>>>>>
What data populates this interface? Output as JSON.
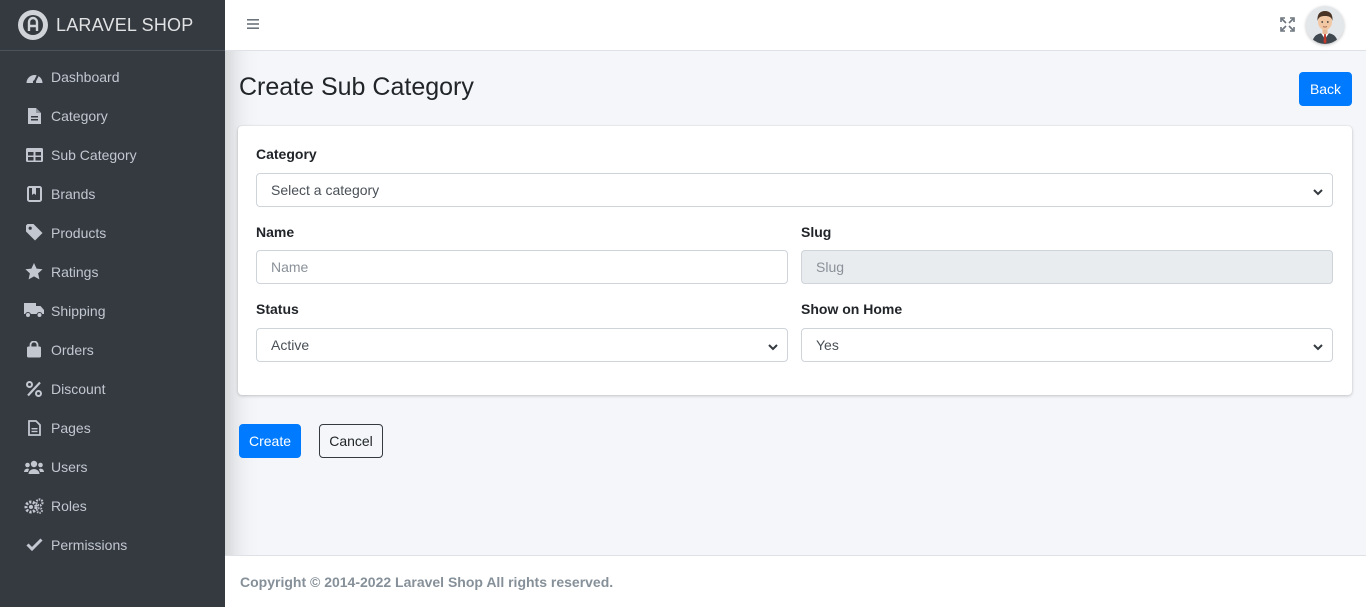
{
  "brand": {
    "name": "LARAVEL SHOP",
    "logo_icon": "brand-logo-icon"
  },
  "sidebar": {
    "items": [
      {
        "label": "Dashboard",
        "icon": "tachometer-icon"
      },
      {
        "label": "Category",
        "icon": "file-icon"
      },
      {
        "label": "Sub Category",
        "icon": "table-icon"
      },
      {
        "label": "Brands",
        "icon": "book-icon"
      },
      {
        "label": "Products",
        "icon": "tag-icon"
      },
      {
        "label": "Ratings",
        "icon": "star-icon"
      },
      {
        "label": "Shipping",
        "icon": "truck-icon"
      },
      {
        "label": "Orders",
        "icon": "shopping-bag-icon"
      },
      {
        "label": "Discount",
        "icon": "percent-icon"
      },
      {
        "label": "Pages",
        "icon": "file-alt-icon"
      },
      {
        "label": "Users",
        "icon": "users-icon"
      },
      {
        "label": "Roles",
        "icon": "cogs-icon"
      },
      {
        "label": "Permissions",
        "icon": "check-icon"
      }
    ]
  },
  "topbar": {
    "menu_icon": "hamburger-icon",
    "fullscreen_icon": "expand-icon",
    "avatar_icon": "user-avatar-icon"
  },
  "page": {
    "title": "Create Sub Category",
    "back_label": "Back"
  },
  "form": {
    "category": {
      "label": "Category",
      "value": "Select a category"
    },
    "name": {
      "label": "Name",
      "placeholder": "Name"
    },
    "slug": {
      "label": "Slug",
      "placeholder": "Slug"
    },
    "status": {
      "label": "Status",
      "value": "Active"
    },
    "show_on_home": {
      "label": "Show on Home",
      "value": "Yes"
    }
  },
  "actions": {
    "create_label": "Create",
    "cancel_label": "Cancel"
  },
  "footer": {
    "text": "Copyright © 2014-2022 Laravel Shop All rights reserved."
  },
  "colors": {
    "sidebar_bg": "#343a40",
    "primary": "#007bff",
    "content_bg": "#f4f6f9"
  }
}
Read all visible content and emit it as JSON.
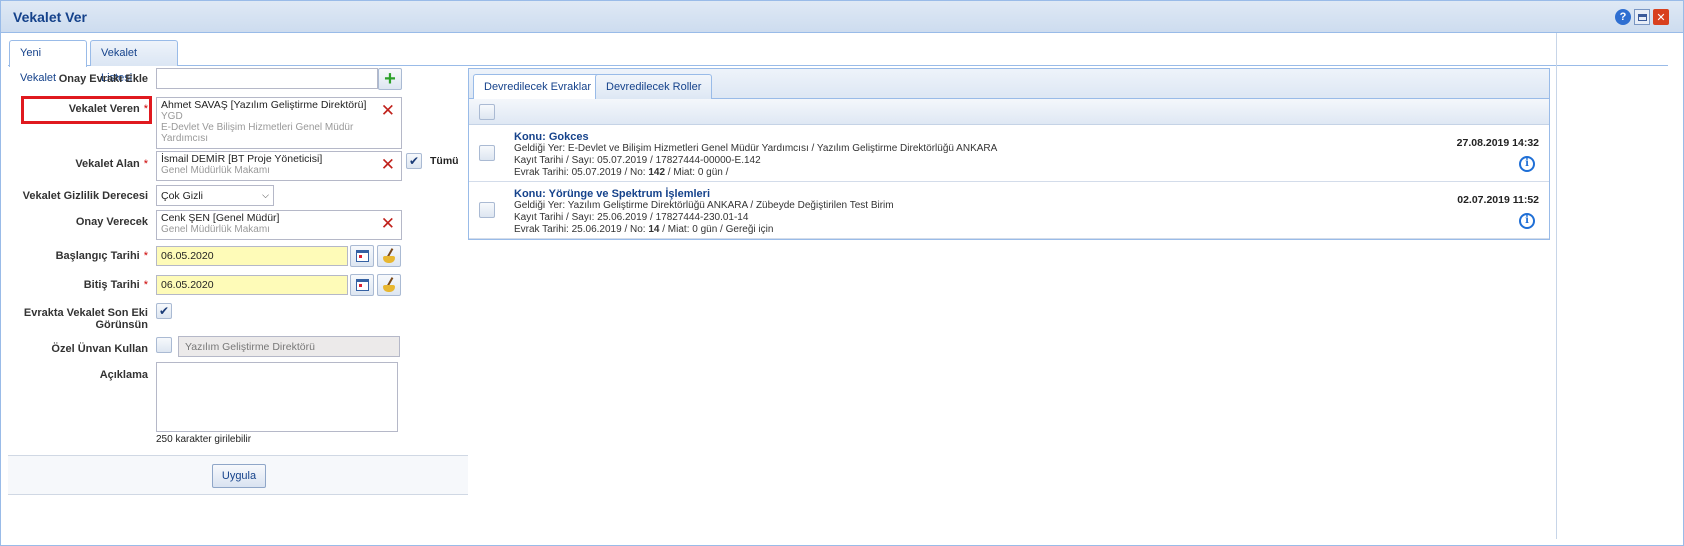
<<<<<
Only the number is wanted: how many lines in the entries above contain the word "JSON"?

2